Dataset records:
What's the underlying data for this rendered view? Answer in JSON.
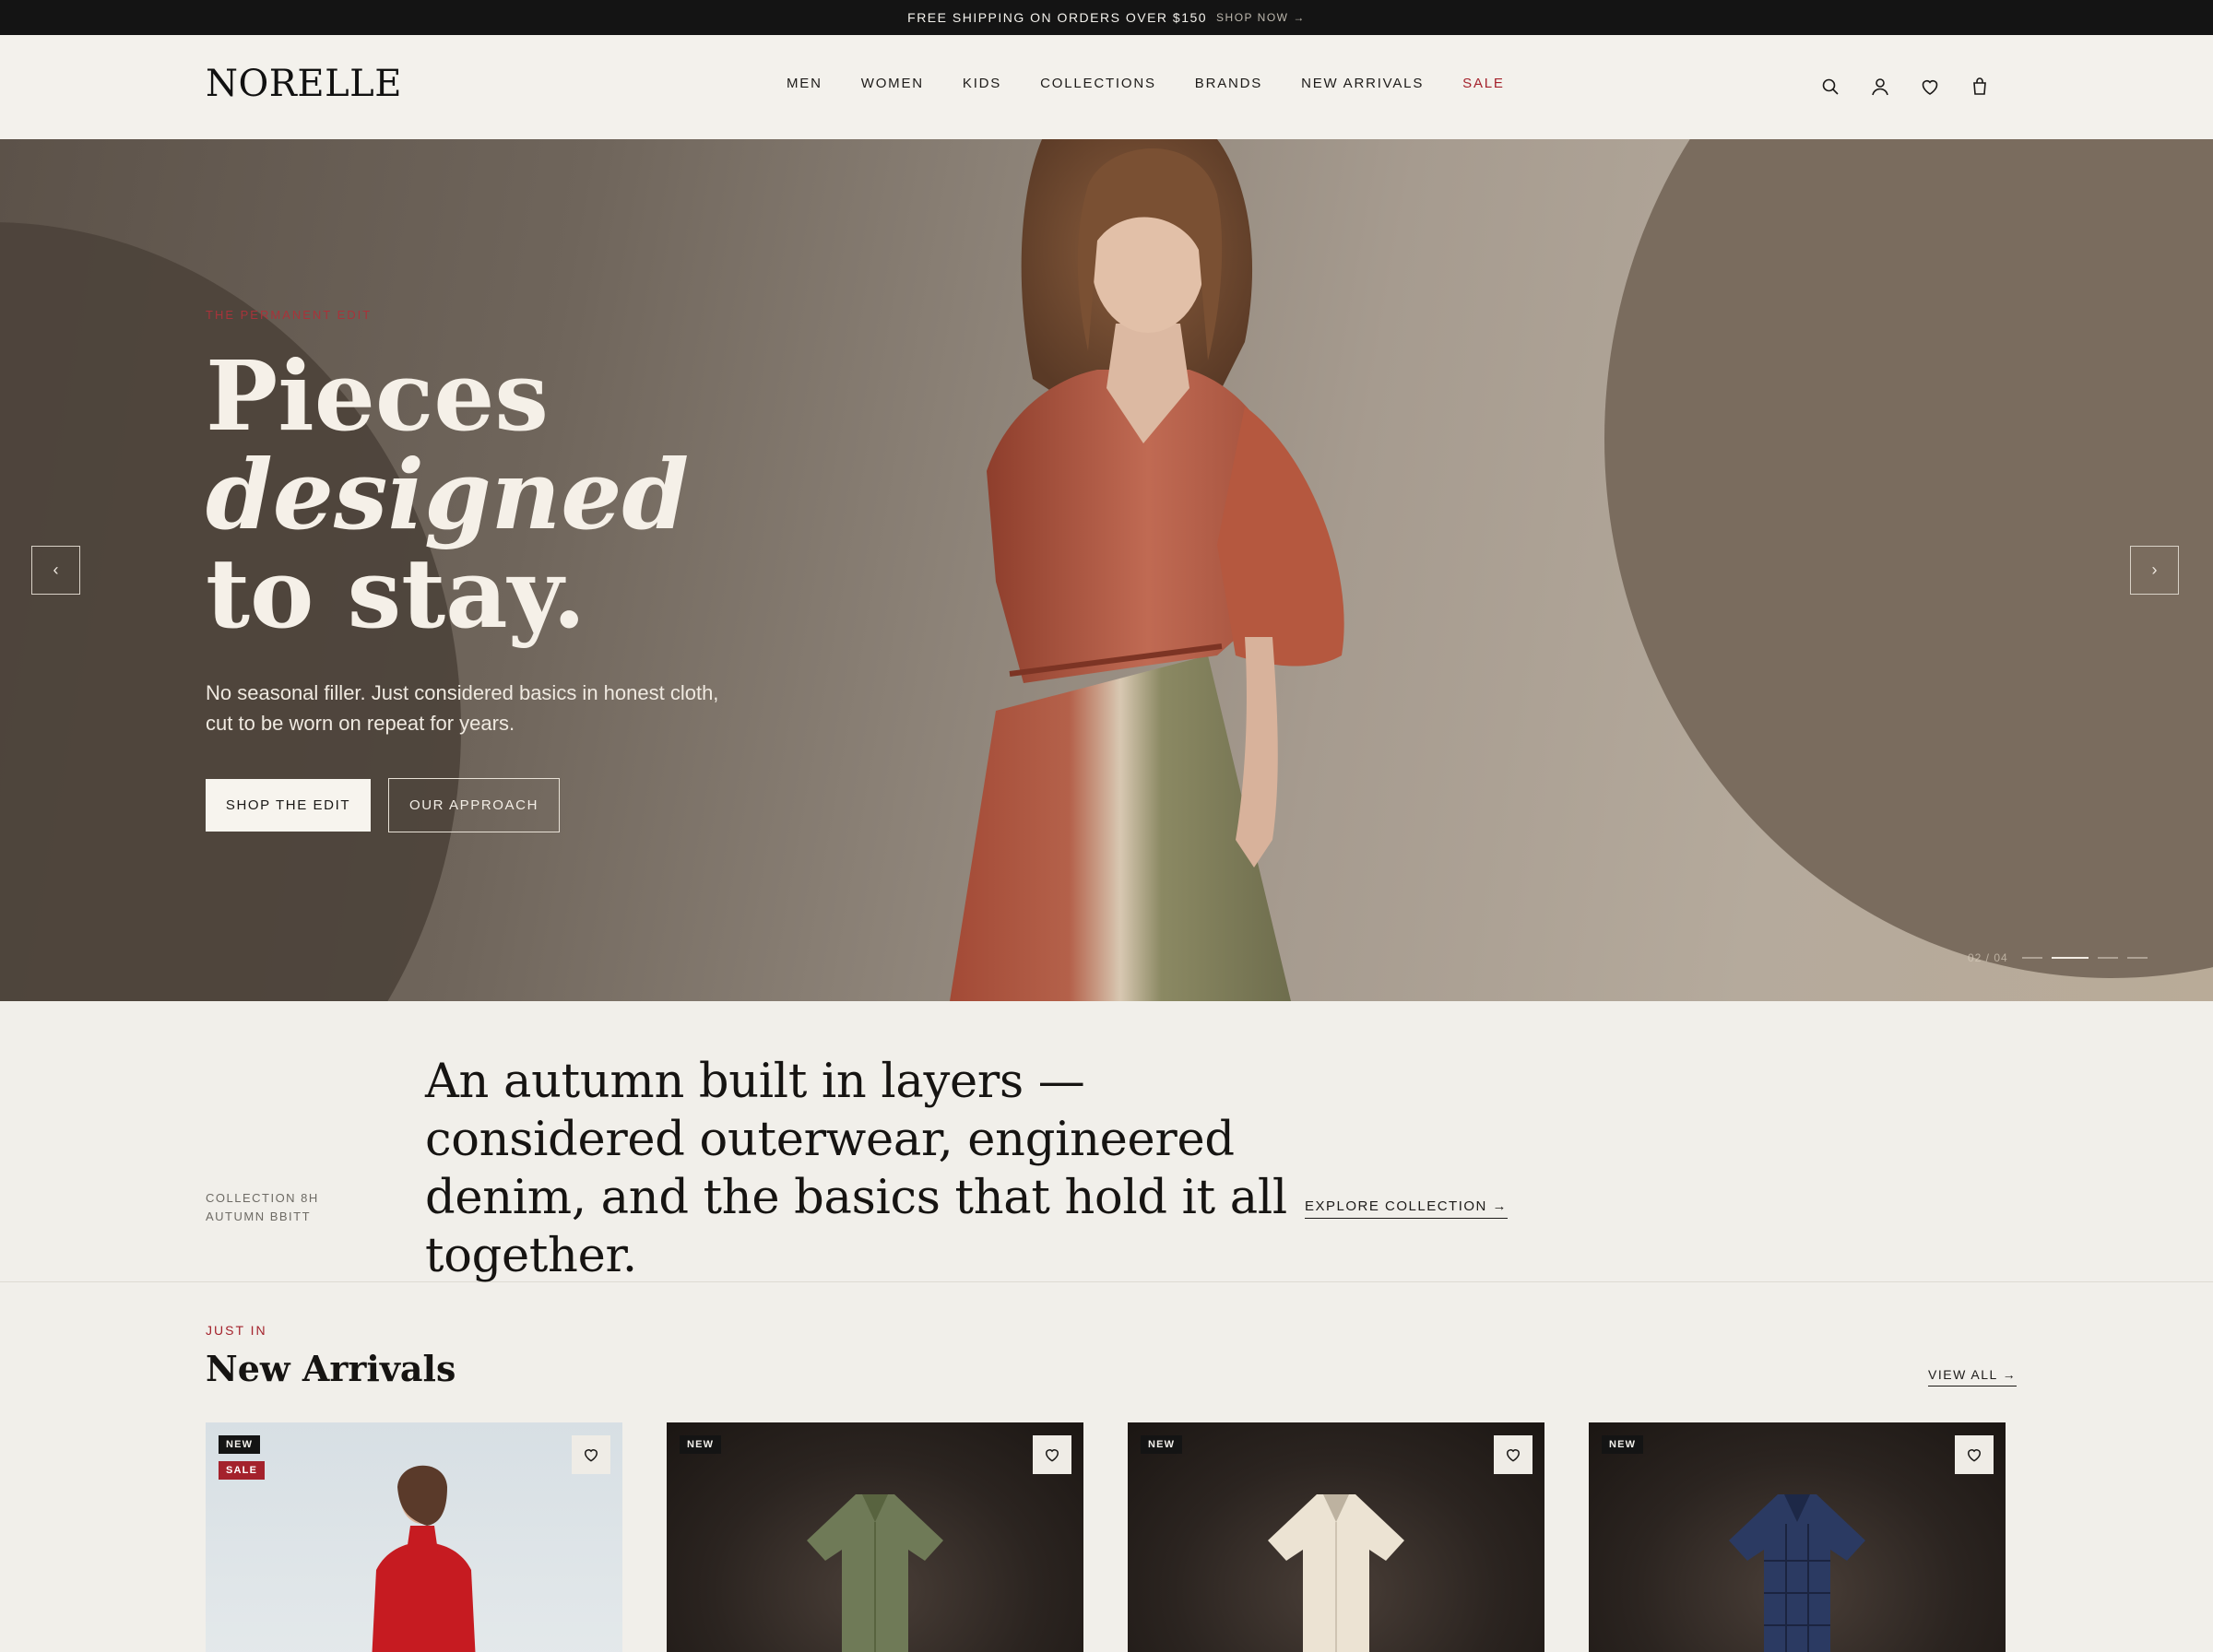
{
  "announcement": {
    "message": "FREE SHIPPING ON ORDERS OVER $150",
    "cta": "SHOP NOW →"
  },
  "header": {
    "logo": "NORELLE",
    "nav": [
      "MEN",
      "WOMEN",
      "KIDS",
      "COLLECTIONS",
      "BRANDS",
      "NEW ARRIVALS",
      "SALE"
    ],
    "icons": [
      "search-icon",
      "account-icon",
      "heart-icon",
      "bag-icon"
    ]
  },
  "hero": {
    "eyebrow": "THE PERMANENT EDIT",
    "headline_line1": "Pieces",
    "headline_line2": "designed",
    "headline_line3": "to stay.",
    "subcopy": "No seasonal filler. Just considered basics in honest cloth, cut to be worn on repeat for years.",
    "primary_cta": "SHOP THE EDIT",
    "secondary_cta": "OUR APPROACH",
    "prev_label": "‹",
    "next_label": "›",
    "counter": "02 / 04",
    "active_slide": 2,
    "slide_count": 4
  },
  "intro": {
    "meta_line1": "COLLECTION 8H",
    "meta_line2": "AUTUMN BBITT",
    "text": "An autumn built in layers — considered outerwear, engineered denim, and the basics that hold it all together.",
    "cta": "EXPLORE COLLECTION →"
  },
  "arrivals": {
    "eyebrow": "JUST IN",
    "title": "New Arrivals",
    "view_all": "VIEW ALL →",
    "badge_new": "NEW",
    "badge_sale": "SALE",
    "products": [
      {
        "badges": [
          "NEW",
          "SALE"
        ],
        "color": "#c4161c"
      },
      {
        "badges": [
          "NEW"
        ],
        "color": "#6f7a57"
      },
      {
        "badges": [
          "NEW"
        ],
        "color": "#ece3d3"
      },
      {
        "badges": [
          "NEW"
        ],
        "color": "#2b3a62"
      }
    ]
  },
  "colors": {
    "accent_red": "#a4222c",
    "dark": "#141414",
    "background": "#f1efea"
  }
}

**Do this:**
In the material above, find the lines that contain "considered" and show them.

**Complete answer:**
    "subcopy": "No seasonal filler. Just considered basics in honest cloth, cut to be worn on repeat for years.",
    "text": "An autumn built in layers — considered outerwear, engineered denim, and the basics that hold it all together.",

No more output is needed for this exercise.